------ ROWS

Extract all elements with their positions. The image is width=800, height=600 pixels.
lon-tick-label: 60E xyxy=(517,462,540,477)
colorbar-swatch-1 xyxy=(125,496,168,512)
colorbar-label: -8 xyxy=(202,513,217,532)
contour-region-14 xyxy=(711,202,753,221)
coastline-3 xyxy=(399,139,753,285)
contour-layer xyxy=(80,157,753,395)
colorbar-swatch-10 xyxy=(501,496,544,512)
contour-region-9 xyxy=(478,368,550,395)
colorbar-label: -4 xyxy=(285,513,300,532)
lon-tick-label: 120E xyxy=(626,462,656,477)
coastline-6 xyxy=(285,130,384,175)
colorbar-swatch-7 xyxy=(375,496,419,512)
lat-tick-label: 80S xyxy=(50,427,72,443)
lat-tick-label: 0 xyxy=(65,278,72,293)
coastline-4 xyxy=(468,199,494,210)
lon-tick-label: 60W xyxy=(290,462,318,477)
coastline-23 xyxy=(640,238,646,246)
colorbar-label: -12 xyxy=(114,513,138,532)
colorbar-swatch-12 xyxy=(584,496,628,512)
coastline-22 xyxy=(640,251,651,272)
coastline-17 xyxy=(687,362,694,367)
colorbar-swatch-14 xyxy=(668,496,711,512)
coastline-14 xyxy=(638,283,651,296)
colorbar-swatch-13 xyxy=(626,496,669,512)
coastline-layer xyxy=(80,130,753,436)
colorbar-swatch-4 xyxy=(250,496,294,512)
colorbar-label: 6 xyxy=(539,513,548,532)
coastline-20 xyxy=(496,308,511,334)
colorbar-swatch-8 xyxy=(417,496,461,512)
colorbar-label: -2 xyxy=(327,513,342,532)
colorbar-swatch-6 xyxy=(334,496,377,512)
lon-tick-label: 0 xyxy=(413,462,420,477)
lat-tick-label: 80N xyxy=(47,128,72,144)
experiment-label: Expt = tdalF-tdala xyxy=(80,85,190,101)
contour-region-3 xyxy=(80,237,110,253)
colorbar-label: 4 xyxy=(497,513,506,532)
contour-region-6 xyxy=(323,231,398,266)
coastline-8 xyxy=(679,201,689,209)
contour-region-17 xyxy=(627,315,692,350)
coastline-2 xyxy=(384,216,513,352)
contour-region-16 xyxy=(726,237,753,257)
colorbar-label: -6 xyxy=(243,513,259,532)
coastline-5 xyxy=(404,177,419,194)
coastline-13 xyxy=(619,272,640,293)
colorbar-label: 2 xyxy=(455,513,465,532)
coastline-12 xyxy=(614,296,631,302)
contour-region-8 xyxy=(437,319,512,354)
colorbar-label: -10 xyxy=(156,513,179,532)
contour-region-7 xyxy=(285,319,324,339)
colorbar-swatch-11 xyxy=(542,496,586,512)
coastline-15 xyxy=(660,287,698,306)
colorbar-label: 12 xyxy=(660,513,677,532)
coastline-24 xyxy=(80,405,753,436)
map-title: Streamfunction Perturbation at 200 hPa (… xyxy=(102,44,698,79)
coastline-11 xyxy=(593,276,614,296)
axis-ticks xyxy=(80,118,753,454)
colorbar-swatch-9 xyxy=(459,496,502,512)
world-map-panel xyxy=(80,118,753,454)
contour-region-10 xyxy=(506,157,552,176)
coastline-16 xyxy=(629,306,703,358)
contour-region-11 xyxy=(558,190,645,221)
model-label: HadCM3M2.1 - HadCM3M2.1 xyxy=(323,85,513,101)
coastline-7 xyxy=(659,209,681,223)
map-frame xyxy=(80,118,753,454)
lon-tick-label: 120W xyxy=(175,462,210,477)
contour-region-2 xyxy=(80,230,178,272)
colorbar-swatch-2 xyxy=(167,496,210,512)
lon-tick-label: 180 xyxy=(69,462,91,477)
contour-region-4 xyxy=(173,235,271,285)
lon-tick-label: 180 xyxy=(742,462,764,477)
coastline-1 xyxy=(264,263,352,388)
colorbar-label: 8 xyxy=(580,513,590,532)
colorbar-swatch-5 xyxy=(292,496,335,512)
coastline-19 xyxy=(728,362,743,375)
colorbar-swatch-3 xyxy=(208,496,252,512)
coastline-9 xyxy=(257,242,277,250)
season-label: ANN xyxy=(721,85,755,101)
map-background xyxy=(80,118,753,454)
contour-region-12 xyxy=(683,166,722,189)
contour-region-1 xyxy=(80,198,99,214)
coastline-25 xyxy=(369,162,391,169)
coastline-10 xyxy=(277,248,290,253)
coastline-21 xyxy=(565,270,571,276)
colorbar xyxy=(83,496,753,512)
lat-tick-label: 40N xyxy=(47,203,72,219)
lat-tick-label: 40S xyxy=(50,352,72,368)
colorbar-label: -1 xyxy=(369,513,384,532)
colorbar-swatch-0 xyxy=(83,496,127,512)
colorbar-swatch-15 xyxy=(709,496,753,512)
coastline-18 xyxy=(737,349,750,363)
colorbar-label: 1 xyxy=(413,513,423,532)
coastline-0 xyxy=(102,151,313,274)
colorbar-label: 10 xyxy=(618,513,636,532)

------------
------ ROWS

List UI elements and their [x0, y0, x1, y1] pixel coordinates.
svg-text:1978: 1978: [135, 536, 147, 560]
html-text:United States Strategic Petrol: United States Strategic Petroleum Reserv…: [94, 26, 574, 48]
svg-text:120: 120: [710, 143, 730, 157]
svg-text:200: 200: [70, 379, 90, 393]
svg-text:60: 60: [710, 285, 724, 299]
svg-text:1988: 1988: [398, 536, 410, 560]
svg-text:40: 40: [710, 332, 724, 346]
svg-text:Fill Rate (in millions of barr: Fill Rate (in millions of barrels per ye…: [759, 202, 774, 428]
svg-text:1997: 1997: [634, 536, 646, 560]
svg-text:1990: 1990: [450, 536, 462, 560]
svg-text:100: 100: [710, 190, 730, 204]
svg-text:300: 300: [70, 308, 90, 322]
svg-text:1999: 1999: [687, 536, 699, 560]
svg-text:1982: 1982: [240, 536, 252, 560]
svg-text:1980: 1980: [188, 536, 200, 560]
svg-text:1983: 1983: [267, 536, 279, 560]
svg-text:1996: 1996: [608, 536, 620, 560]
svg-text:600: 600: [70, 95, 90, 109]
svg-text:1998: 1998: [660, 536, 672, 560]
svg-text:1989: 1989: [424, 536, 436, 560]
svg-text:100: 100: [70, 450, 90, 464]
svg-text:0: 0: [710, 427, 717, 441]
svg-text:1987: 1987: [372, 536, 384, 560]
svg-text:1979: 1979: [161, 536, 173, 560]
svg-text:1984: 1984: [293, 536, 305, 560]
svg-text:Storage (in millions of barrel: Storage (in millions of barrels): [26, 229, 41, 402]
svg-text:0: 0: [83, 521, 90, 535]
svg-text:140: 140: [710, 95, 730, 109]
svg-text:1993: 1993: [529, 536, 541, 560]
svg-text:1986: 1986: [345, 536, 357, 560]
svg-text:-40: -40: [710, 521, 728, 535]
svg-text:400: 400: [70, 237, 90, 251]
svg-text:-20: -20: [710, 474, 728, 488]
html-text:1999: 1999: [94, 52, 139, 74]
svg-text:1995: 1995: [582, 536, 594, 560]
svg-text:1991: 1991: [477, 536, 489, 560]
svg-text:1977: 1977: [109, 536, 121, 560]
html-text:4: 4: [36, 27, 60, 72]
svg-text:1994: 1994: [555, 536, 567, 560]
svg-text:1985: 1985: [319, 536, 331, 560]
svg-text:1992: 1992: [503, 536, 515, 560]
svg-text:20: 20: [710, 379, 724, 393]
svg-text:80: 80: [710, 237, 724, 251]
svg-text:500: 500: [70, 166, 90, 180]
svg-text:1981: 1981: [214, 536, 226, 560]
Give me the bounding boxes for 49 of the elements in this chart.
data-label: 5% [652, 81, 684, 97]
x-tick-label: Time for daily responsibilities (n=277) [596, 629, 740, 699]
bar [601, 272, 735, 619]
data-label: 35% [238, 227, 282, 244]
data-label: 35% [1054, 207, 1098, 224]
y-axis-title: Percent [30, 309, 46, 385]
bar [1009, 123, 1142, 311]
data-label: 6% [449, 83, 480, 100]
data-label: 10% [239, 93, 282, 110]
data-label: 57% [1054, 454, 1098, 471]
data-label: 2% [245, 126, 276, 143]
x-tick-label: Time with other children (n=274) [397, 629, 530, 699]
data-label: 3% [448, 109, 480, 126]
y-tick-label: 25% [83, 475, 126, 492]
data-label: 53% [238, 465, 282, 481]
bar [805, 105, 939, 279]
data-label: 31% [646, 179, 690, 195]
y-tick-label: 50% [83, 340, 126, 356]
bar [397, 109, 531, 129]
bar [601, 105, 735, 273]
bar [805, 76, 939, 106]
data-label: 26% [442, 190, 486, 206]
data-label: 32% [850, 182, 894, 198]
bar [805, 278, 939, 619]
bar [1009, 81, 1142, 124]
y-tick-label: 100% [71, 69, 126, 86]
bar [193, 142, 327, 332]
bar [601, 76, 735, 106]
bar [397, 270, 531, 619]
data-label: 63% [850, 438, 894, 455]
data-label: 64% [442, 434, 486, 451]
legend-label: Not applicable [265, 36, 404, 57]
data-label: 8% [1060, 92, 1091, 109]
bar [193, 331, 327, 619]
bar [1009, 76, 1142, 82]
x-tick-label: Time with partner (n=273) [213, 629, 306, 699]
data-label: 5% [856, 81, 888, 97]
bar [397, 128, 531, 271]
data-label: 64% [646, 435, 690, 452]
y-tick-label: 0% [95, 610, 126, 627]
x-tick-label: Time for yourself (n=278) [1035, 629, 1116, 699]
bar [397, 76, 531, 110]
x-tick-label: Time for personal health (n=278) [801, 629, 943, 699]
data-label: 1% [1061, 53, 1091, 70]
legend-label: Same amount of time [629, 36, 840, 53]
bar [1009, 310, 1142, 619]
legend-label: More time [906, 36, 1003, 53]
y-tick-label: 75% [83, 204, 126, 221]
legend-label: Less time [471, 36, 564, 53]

------------

§ SHORT EXERCISE: Print the entries from the line containing "Extract all elements" through the line containing "coastline-6 xyxy=(285,130,384,175)", reproducing each one character for character.

§ ANSWER TO THE PROBLEM:
Extract all elements with their positions. The image is width=800, height=600 pixels.
lon-tick-label: 60E xyxy=(517,462,540,477)
colorbar-swatch-1 xyxy=(125,496,168,512)
colorbar-label: -8 xyxy=(202,513,217,532)
contour-region-14 xyxy=(711,202,753,221)
coastline-3 xyxy=(399,139,753,285)
contour-layer xyxy=(80,157,753,395)
colorbar-swatch-10 xyxy=(501,496,544,512)
contour-region-9 xyxy=(478,368,550,395)
colorbar-label: -4 xyxy=(285,513,300,532)
lon-tick-label: 120E xyxy=(626,462,656,477)
coastline-6 xyxy=(285,130,384,175)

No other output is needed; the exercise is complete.